* Work instructions
For each line in the data below that holds "name", return a copy.
------ Available records
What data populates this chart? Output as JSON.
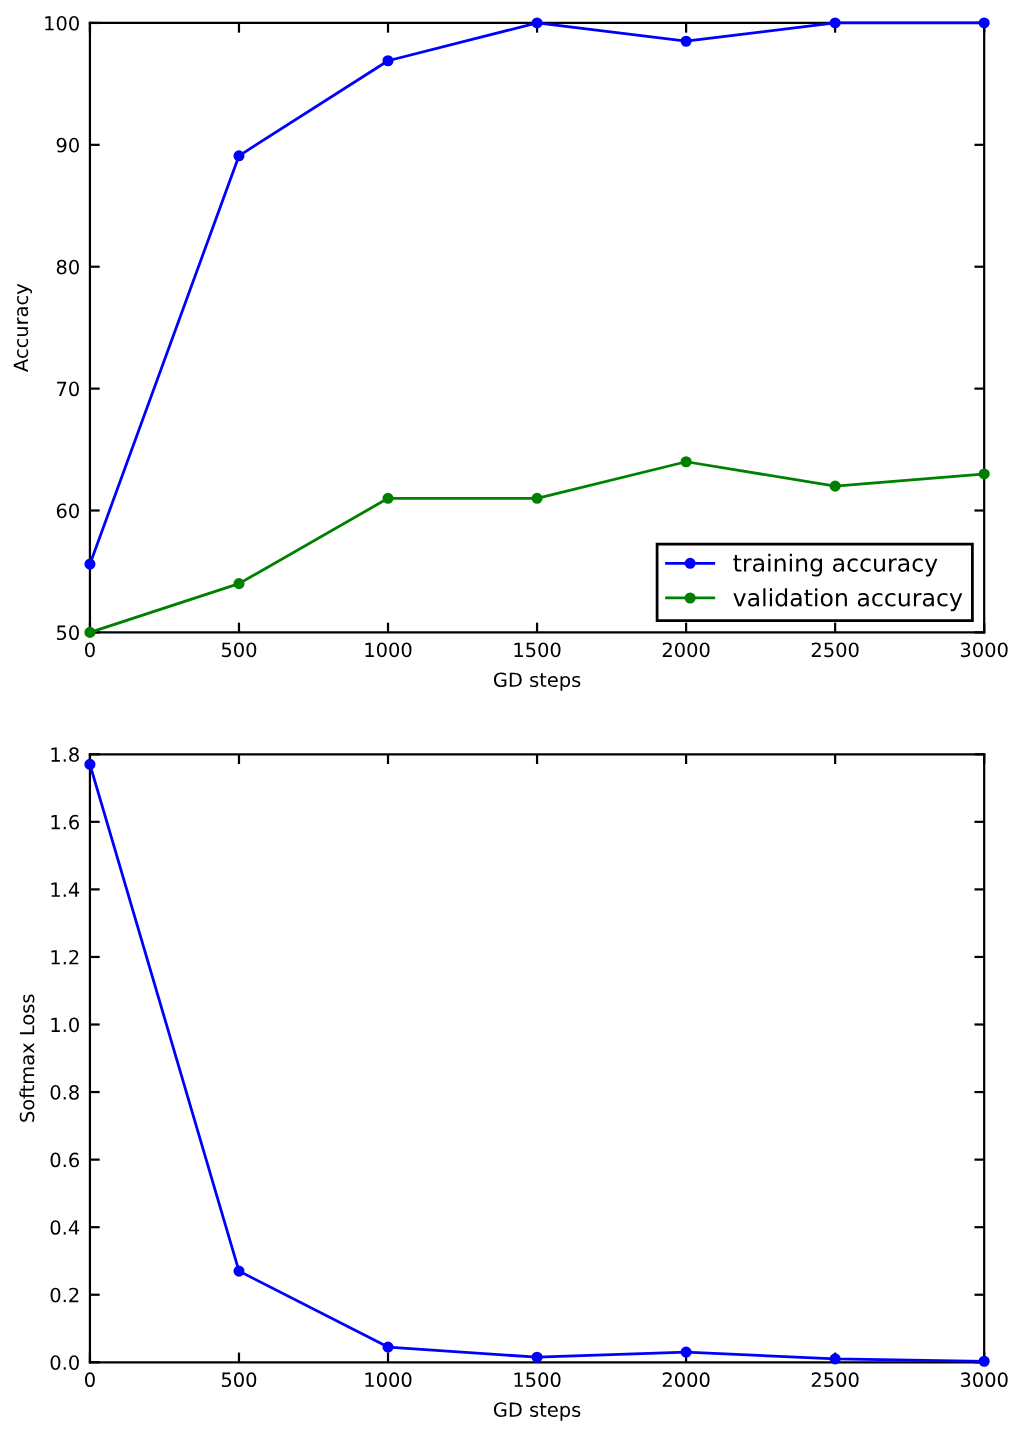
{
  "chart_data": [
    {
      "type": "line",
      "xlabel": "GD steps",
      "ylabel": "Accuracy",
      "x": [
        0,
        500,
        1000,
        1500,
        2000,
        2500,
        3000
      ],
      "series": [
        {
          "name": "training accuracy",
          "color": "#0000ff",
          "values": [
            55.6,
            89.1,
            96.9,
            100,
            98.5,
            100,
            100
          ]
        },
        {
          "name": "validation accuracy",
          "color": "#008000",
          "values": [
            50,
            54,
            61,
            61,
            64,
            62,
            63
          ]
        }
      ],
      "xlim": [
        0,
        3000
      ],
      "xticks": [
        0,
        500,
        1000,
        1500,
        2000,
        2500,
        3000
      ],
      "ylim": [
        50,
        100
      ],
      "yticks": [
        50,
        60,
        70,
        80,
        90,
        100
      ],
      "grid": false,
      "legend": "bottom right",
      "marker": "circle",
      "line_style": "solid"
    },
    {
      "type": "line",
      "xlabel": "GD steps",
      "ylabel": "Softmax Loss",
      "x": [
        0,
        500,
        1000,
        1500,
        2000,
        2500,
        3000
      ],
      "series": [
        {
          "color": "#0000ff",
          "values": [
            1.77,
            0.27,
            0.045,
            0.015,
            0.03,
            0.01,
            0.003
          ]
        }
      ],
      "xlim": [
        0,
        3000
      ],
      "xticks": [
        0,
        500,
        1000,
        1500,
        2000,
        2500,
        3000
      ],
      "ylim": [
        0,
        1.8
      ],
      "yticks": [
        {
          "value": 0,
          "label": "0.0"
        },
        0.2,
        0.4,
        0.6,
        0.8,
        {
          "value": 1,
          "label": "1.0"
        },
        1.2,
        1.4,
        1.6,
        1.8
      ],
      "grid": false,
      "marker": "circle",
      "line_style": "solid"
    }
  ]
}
------------
* Answer for this exercise
          "name": "training accuracy",
          "name": "validation accuracy",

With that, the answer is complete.